#### Given exercise
Set down, in full, every record in the block.

#####

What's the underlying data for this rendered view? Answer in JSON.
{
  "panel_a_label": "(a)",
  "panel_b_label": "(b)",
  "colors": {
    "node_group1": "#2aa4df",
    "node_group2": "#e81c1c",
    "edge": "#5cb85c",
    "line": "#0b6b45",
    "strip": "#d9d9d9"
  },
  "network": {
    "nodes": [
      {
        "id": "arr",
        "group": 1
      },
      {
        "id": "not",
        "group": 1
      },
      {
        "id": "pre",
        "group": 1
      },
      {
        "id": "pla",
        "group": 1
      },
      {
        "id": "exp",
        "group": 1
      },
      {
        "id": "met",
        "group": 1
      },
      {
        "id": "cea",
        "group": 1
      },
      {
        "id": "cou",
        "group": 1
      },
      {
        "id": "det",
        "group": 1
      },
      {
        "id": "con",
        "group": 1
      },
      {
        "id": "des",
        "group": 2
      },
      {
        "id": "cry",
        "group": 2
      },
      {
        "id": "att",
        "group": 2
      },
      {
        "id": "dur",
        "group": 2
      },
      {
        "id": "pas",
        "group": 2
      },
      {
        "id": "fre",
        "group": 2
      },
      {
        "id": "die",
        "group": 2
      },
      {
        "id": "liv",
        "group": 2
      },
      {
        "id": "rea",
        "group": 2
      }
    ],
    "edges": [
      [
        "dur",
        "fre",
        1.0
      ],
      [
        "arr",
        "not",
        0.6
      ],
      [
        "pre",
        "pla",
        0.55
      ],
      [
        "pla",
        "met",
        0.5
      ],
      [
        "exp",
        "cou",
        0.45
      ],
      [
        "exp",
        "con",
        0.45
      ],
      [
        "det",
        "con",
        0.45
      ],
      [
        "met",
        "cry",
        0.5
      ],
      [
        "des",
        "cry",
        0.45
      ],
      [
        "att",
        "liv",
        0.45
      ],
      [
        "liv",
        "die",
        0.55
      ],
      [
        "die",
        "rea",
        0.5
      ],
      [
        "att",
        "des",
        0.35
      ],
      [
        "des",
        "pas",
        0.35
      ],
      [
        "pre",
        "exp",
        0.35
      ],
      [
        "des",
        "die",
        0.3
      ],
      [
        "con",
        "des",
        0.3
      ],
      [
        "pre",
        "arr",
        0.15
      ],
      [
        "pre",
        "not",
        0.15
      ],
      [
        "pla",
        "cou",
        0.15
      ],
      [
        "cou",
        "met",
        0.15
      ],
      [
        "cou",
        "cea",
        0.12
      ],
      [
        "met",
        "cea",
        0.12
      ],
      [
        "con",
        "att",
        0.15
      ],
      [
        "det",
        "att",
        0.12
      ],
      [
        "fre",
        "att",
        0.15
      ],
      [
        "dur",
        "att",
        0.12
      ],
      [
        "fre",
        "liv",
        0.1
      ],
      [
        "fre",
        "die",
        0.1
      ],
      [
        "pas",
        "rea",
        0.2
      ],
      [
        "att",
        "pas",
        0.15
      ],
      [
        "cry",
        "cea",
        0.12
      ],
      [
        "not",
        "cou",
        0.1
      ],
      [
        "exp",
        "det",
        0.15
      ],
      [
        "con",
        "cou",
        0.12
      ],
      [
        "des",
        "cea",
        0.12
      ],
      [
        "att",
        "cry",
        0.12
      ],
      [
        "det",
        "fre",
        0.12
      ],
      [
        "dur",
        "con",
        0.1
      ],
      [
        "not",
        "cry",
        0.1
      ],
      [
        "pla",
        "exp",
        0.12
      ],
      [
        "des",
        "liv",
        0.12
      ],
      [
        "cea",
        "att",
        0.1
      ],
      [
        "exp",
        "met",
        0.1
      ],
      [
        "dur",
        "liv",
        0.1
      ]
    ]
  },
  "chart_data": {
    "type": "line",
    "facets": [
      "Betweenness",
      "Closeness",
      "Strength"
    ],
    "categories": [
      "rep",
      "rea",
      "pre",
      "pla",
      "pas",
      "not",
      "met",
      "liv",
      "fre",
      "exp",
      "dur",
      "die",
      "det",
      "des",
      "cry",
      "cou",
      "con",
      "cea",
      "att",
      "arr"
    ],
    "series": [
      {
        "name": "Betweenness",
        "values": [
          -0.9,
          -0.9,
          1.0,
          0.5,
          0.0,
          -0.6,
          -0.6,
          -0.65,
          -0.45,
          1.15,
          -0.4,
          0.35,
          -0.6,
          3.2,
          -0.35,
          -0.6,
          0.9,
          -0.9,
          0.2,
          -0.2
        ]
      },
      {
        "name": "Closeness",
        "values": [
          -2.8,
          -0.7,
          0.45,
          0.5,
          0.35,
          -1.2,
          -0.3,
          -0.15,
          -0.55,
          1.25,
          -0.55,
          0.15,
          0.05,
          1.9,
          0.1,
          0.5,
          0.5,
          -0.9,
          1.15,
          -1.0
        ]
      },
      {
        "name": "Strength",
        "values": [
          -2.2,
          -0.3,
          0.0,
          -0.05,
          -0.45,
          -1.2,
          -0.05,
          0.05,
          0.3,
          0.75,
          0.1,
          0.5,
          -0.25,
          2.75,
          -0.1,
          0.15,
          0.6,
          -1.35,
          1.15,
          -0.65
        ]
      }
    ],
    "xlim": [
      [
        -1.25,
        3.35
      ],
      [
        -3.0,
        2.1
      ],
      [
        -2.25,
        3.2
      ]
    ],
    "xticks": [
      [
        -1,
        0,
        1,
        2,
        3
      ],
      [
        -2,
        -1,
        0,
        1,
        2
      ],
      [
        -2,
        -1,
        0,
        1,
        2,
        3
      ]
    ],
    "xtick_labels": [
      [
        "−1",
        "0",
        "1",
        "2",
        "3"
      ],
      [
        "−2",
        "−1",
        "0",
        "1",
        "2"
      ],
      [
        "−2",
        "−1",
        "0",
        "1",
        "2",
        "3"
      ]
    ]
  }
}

#####

#### Finished exercise
What's the underlying data for this rendered view? Answer in JSON.
{
  "panel_a_label": "(a)",
  "panel_b_label": "(b)",
  "colors": {
    "node_group1": "#2aa4df",
    "node_group2": "#e81c1c",
    "edge": "#5cb85c",
    "line": "#0b6b45",
    "strip": "#d9d9d9"
  },
  "network": {
    "nodes": [
      {
        "id": "arr",
        "group": 1
      },
      {
        "id": "not",
        "group": 1
      },
      {
        "id": "pre",
        "group": 1
      },
      {
        "id": "pla",
        "group": 1
      },
      {
        "id": "exp",
        "group": 1
      },
      {
        "id": "met",
        "group": 1
      },
      {
        "id": "cea",
        "group": 1
      },
      {
        "id": "cou",
        "group": 1
      },
      {
        "id": "det",
        "group": 1
      },
      {
        "id": "con",
        "group": 1
      },
      {
        "id": "des",
        "group": 2
      },
      {
        "id": "cry",
        "group": 2
      },
      {
        "id": "att",
        "group": 2
      },
      {
        "id": "dur",
        "group": 2
      },
      {
        "id": "pas",
        "group": 2
      },
      {
        "id": "fre",
        "group": 2
      },
      {
        "id": "die",
        "group": 2
      },
      {
        "id": "liv",
        "group": 2
      },
      {
        "id": "rea",
        "group": 2
      }
    ],
    "edges": [
      [
        "dur",
        "fre",
        1.0
      ],
      [
        "arr",
        "not",
        0.6
      ],
      [
        "pre",
        "pla",
        0.55
      ],
      [
        "pla",
        "met",
        0.5
      ],
      [
        "exp",
        "cou",
        0.45
      ],
      [
        "exp",
        "con",
        0.45
      ],
      [
        "det",
        "con",
        0.45
      ],
      [
        "met",
        "cry",
        0.5
      ],
      [
        "des",
        "cry",
        0.45
      ],
      [
        "att",
        "liv",
        0.45
      ],
      [
        "liv",
        "die",
        0.55
      ],
      [
        "die",
        "rea",
        0.5
      ],
      [
        "att",
        "des",
        0.35
      ],
      [
        "des",
        "pas",
        0.35
      ],
      [
        "pre",
        "exp",
        0.35
      ],
      [
        "des",
        "die",
        0.3
      ],
      [
        "con",
        "des",
        0.3
      ],
      [
        "pre",
        "arr",
        0.15
      ],
      [
        "pre",
        "not",
        0.15
      ],
      [
        "pla",
        "cou",
        0.15
      ],
      [
        "cou",
        "met",
        0.15
      ],
      [
        "cou",
        "cea",
        0.12
      ],
      [
        "met",
        "cea",
        0.12
      ],
      [
        "con",
        "att",
        0.15
      ],
      [
        "det",
        "att",
        0.12
      ],
      [
        "fre",
        "att",
        0.15
      ],
      [
        "dur",
        "att",
        0.12
      ],
      [
        "fre",
        "liv",
        0.1
      ],
      [
        "fre",
        "die",
        0.1
      ],
      [
        "pas",
        "rea",
        0.2
      ],
      [
        "att",
        "pas",
        0.15
      ],
      [
        "cry",
        "cea",
        0.12
      ],
      [
        "not",
        "cou",
        0.1
      ],
      [
        "exp",
        "det",
        0.15
      ],
      [
        "con",
        "cou",
        0.12
      ],
      [
        "des",
        "cea",
        0.12
      ],
      [
        "att",
        "cry",
        0.12
      ],
      [
        "det",
        "fre",
        0.12
      ],
      [
        "dur",
        "con",
        0.1
      ],
      [
        "not",
        "cry",
        0.1
      ],
      [
        "pla",
        "exp",
        0.12
      ],
      [
        "des",
        "liv",
        0.12
      ],
      [
        "cea",
        "att",
        0.1
      ],
      [
        "exp",
        "met",
        0.1
      ],
      [
        "dur",
        "liv",
        0.1
      ]
    ]
  },
  "chart_data": {
    "type": "line",
    "facets": [
      "Betweenness",
      "Closeness",
      "Strength"
    ],
    "categories": [
      "rep",
      "rea",
      "pre",
      "pla",
      "pas",
      "not",
      "met",
      "liv",
      "fre",
      "exp",
      "dur",
      "die",
      "det",
      "des",
      "cry",
      "cou",
      "con",
      "cea",
      "att",
      "arr"
    ],
    "series": [
      {
        "name": "Betweenness",
        "values": [
          -0.9,
          -0.9,
          1.0,
          0.5,
          0.0,
          -0.6,
          -0.6,
          -0.65,
          -0.45,
          1.15,
          -0.4,
          0.35,
          -0.6,
          3.2,
          -0.35,
          -0.6,
          0.9,
          -0.9,
          0.2,
          -0.2
        ]
      },
      {
        "name": "Closeness",
        "values": [
          -2.8,
          -0.7,
          0.45,
          0.5,
          0.35,
          -1.2,
          -0.3,
          -0.15,
          -0.55,
          1.25,
          -0.55,
          0.15,
          0.05,
          1.9,
          0.1,
          0.5,
          0.5,
          -0.9,
          1.15,
          -1.0
        ]
      },
      {
        "name": "Strength",
        "values": [
          -2.2,
          -0.3,
          0.0,
          -0.05,
          -0.45,
          -1.2,
          -0.05,
          0.05,
          0.3,
          0.75,
          0.1,
          0.5,
          -0.25,
          2.75,
          -0.1,
          0.15,
          0.6,
          -1.35,
          1.15,
          -0.65
        ]
      }
    ],
    "xlim": [
      [
        -1.25,
        3.35
      ],
      [
        -3.0,
        2.1
      ],
      [
        -2.25,
        3.2
      ]
    ],
    "xticks": [
      [
        -1,
        0,
        1,
        2,
        3
      ],
      [
        -2,
        -1,
        0,
        1,
        2
      ],
      [
        -2,
        -1,
        0,
        1,
        2,
        3
      ]
    ],
    "xtick_labels": [
      [
        "−1",
        "0",
        "1",
        "2",
        "3"
      ],
      [
        "−2",
        "−1",
        "0",
        "1",
        "2"
      ],
      [
        "−2",
        "−1",
        "0",
        "1",
        "2",
        "3"
      ]
    ]
  }
}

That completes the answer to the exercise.